▸ DATA SUPPLIED:
++++++++++++++++++++
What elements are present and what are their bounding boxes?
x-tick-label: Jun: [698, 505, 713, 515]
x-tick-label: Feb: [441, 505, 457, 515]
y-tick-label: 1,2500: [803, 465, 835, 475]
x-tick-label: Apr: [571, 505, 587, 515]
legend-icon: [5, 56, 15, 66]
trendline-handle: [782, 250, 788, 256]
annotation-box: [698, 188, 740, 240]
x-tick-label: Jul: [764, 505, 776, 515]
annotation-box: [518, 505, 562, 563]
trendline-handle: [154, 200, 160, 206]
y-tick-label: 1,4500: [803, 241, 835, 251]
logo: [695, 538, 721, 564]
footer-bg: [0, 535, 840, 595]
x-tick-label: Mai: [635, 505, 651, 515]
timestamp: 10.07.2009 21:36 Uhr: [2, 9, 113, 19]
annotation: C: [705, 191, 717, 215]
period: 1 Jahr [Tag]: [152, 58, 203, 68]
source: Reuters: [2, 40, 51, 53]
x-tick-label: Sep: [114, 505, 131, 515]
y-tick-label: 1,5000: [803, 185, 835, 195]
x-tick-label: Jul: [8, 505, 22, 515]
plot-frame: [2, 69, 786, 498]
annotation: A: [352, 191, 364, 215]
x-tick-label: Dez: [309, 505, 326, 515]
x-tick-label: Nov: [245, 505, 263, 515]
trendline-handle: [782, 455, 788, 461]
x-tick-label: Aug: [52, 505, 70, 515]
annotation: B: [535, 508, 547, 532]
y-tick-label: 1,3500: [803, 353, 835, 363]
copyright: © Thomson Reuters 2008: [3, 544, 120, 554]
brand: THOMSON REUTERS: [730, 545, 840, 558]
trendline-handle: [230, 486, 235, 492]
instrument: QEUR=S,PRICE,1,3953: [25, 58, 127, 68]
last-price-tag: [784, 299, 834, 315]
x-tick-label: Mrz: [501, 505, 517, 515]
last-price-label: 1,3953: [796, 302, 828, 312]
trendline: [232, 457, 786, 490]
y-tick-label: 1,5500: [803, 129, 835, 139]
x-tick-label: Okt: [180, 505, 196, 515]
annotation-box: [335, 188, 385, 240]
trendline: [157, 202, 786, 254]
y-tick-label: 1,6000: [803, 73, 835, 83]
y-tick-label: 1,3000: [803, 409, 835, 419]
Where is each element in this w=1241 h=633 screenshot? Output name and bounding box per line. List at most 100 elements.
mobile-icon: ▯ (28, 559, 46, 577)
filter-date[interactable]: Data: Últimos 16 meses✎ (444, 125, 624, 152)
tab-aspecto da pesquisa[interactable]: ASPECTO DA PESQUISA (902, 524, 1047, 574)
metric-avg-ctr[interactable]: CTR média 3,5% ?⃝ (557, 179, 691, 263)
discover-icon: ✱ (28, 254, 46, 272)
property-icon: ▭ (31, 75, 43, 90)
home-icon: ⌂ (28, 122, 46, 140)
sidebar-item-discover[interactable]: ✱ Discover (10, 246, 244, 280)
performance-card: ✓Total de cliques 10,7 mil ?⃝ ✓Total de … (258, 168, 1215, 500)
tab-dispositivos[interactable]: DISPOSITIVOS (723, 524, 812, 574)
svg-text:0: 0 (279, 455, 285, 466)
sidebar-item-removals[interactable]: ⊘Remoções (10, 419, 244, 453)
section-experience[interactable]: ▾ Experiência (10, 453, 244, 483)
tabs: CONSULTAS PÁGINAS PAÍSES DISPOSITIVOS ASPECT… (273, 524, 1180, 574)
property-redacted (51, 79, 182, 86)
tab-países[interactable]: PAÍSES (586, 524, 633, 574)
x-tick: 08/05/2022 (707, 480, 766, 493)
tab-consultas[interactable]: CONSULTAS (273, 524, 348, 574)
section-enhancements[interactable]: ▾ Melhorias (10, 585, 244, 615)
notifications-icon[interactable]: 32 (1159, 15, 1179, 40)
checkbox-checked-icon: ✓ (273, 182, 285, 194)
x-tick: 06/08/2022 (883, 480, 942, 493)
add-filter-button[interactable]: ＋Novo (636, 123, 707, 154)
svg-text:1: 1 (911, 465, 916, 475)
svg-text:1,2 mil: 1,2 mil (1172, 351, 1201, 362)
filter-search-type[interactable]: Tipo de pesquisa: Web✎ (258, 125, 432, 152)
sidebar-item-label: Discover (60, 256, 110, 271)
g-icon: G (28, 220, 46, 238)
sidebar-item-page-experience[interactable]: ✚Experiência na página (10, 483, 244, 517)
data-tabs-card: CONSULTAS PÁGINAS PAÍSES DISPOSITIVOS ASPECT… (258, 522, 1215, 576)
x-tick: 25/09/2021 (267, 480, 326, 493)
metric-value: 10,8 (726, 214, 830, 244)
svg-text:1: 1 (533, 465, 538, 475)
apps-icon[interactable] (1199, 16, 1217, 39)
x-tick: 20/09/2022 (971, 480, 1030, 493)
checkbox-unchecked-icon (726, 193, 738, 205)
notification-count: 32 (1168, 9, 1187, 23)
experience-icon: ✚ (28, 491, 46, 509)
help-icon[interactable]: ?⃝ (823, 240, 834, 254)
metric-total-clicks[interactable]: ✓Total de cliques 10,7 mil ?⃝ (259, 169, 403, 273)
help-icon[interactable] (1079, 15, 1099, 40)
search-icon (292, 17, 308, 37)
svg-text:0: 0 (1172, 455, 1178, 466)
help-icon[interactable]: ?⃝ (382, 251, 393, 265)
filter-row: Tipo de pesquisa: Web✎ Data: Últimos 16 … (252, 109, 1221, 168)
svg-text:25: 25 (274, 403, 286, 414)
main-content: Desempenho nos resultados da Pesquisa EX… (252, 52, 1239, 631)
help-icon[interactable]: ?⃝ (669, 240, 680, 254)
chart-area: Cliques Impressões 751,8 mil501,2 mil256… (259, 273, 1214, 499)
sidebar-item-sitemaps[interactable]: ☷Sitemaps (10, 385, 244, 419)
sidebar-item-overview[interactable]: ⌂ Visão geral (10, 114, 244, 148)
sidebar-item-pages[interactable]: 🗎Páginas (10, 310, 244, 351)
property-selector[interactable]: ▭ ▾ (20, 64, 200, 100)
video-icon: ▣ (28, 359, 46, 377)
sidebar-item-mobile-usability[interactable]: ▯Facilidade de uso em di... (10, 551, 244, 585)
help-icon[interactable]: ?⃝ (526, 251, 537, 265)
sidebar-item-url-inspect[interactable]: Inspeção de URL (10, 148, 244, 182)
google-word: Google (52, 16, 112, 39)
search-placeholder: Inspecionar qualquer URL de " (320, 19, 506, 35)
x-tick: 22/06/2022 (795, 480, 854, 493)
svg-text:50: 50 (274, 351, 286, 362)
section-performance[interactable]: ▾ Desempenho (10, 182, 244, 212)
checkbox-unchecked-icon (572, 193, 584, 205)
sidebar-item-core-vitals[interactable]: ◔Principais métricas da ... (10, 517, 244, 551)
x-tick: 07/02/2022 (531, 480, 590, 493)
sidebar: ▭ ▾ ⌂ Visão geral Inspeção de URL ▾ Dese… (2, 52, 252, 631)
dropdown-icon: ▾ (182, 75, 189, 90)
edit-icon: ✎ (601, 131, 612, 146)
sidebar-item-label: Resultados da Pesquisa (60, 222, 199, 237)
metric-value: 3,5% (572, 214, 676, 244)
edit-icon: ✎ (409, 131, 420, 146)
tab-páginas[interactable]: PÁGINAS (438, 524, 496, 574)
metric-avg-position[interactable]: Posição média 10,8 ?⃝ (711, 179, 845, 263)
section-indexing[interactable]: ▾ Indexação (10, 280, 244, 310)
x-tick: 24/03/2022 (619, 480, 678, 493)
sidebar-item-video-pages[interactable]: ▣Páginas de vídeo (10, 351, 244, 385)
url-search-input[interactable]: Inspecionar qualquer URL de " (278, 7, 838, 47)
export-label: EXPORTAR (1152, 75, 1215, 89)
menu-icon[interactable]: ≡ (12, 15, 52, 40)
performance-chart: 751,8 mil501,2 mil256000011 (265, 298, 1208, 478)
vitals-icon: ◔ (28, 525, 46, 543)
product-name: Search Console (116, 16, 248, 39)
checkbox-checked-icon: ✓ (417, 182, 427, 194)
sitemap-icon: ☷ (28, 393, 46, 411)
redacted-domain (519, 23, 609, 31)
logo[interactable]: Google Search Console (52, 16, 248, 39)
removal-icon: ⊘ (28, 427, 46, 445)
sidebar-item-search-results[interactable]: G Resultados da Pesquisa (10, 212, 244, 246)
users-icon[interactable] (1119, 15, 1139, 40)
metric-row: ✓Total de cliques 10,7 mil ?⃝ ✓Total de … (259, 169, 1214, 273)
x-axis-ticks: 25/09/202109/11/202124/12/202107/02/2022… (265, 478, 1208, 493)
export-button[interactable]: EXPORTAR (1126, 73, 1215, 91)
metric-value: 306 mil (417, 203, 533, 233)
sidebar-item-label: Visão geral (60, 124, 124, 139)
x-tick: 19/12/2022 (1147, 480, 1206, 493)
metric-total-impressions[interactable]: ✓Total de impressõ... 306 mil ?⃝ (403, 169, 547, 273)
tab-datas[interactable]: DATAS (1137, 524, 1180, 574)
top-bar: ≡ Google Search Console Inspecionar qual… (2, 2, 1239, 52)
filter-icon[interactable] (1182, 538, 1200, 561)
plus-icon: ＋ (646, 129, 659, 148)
++++++++++++++++++++
▸ PROBLEM TO WORK ON: Reproduce the listing above word for word, from its first line through the line containing "trendline-handle: [782, 250, 788, 256]", with both of those lines included.

▸ IN RESPONSE:
What elements are present and what are their bounding boxes?
x-tick-label: Jun: [698, 505, 713, 515]
x-tick-label: Feb: [441, 505, 457, 515]
y-tick-label: 1,2500: [803, 465, 835, 475]
x-tick-label: Apr: [571, 505, 587, 515]
legend-icon: [5, 56, 15, 66]
trendline-handle: [782, 250, 788, 256]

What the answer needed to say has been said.